EXCERPT PROVIDED:
————
Ironically, advertisers can increase pre-game buzz for their ads by getting booted from the broadcast. In the past, GoDaddy has parlayed the censoring of its spots into widespread media coverage and millions of online views. (GoDaddy CEO Blake Irving has promised that, this year, the company’s Super Bowl ads will not be highly sexual or controversial.) Currently holding the number two position on this year’s list of YouTube’s most-watched Super Bowl ads is a Sodastream spot featuring Scarlett Johansson that Fox has refused to show in its entirety not due to the actress’ sexy straw sipping, but because the network feared its last line (“Sorry, Coke and Pepsi”) would offend halftime sponsor Pepsi. An edited version sans the offending words will air during the game. In the meantime, the controversy has helped the “banned” ad garner more than three million YouTube views as of Wednesday morning.

The biggest trend is another type of tease — a series of ads posted on YouTube a few days before the game, leading up to a big reveal of the game day spot online before kick-off or during the game itself, such as the Dannon Oikos Greek yogurt commercials where regular pitchman John Stamos is joined by his former Full House co-stars Dave Coulier and Bob Saget (pictured).

“We’ve seen a huge up-kick this year on people doing these teasers,” Dahlen says. “You still get the big reveal, but you’re kind of pre-seeding the market with ideas of what your spot might be.”
————
ENTRIES SHOWN:
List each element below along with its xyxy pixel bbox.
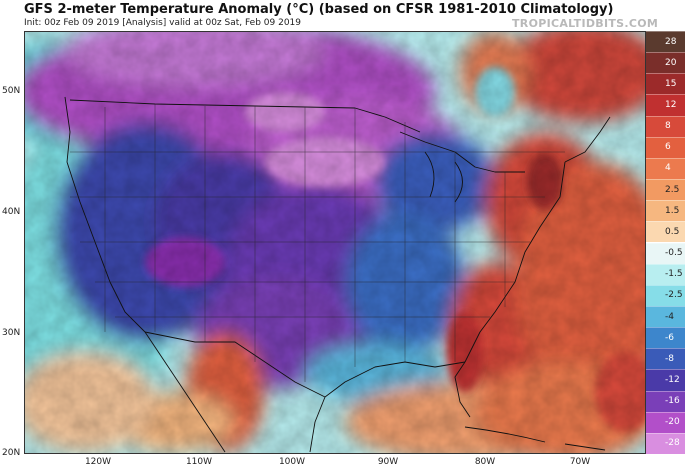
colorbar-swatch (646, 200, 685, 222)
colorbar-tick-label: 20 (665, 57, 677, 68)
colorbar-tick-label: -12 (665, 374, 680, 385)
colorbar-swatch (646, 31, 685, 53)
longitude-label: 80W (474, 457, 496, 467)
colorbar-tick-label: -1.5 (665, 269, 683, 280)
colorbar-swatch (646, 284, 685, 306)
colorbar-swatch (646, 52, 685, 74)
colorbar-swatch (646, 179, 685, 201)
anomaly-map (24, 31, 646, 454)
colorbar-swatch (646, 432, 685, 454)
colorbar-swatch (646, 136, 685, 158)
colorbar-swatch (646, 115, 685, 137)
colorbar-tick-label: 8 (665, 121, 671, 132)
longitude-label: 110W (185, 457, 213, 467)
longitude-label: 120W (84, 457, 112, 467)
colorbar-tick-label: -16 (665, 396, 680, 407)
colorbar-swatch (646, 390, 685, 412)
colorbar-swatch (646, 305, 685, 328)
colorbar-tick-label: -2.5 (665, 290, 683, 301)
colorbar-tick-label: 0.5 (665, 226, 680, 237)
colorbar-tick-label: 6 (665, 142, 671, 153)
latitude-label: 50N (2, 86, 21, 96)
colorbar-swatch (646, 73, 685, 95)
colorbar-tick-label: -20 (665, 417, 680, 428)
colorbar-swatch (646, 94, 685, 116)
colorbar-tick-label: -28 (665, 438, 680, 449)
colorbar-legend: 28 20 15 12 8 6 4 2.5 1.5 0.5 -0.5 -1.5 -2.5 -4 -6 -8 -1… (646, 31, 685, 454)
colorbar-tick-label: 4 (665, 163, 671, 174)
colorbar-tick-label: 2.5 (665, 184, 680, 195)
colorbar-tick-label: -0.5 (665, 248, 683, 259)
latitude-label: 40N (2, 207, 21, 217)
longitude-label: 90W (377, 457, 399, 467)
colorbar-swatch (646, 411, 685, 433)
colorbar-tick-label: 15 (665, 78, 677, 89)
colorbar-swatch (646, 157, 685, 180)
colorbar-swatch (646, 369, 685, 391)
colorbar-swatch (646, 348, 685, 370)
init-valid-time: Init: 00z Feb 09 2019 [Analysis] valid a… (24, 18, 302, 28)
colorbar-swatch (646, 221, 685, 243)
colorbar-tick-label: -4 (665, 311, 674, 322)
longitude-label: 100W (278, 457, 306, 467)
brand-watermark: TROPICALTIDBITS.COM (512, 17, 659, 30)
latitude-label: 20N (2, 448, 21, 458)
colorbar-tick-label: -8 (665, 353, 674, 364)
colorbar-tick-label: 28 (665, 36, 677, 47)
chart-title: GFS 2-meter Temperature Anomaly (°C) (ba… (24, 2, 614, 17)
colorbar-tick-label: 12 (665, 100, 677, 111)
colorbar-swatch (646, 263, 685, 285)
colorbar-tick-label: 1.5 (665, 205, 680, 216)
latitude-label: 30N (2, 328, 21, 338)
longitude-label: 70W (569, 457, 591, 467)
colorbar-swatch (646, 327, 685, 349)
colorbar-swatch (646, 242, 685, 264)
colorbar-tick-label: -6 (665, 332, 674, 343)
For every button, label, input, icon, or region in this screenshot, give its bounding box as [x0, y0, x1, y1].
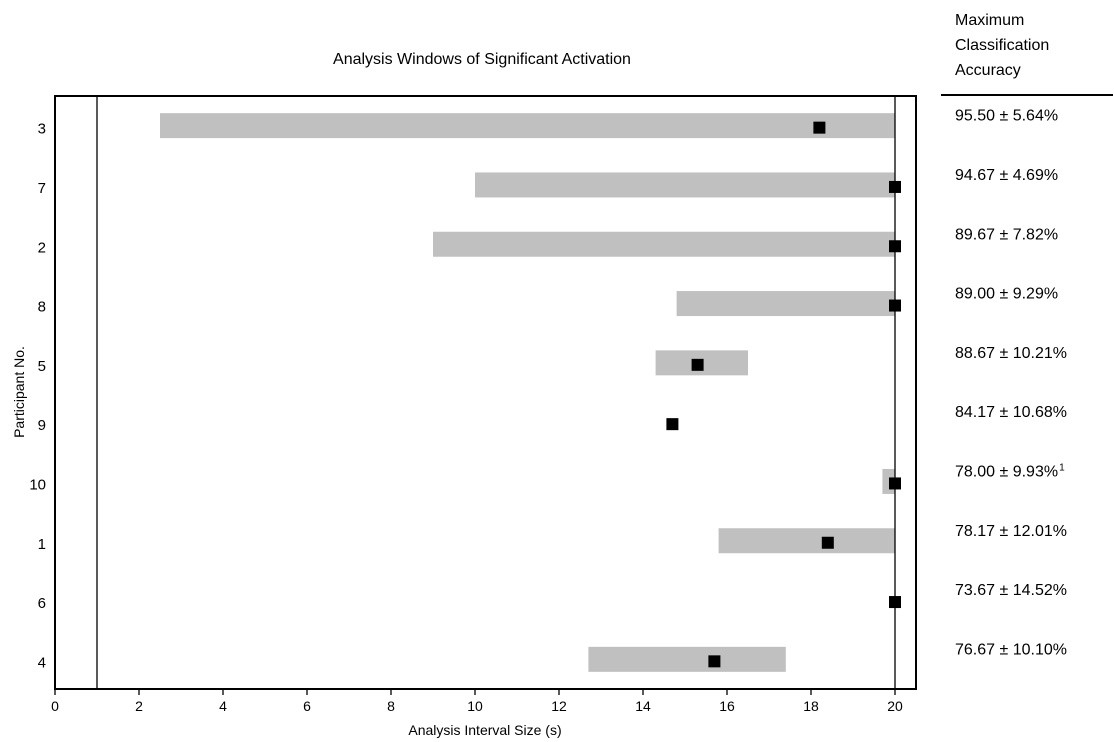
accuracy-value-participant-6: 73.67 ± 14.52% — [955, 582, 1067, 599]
————
TASK PROMPT:
Copy the part of the Super Bowl ads text between "The biggest trend" and "and Bob Saget (pictured).", inclusive, word for word. The rows come from a separate source unrelated to the Super Bowl ads text.

OUTPUT FOR THIS TASK:
The biggest trend is another type of tease — a series of ads posted on YouTube a few days before the game, leading up to a big reveal of the game day spot online before kick-off or during the game itself, such as the Dannon Oikos Greek yogurt commercials where regular pitchman John Stamos is joined by his former Full House co-stars Dave Coulier and Bob Saget (pictured).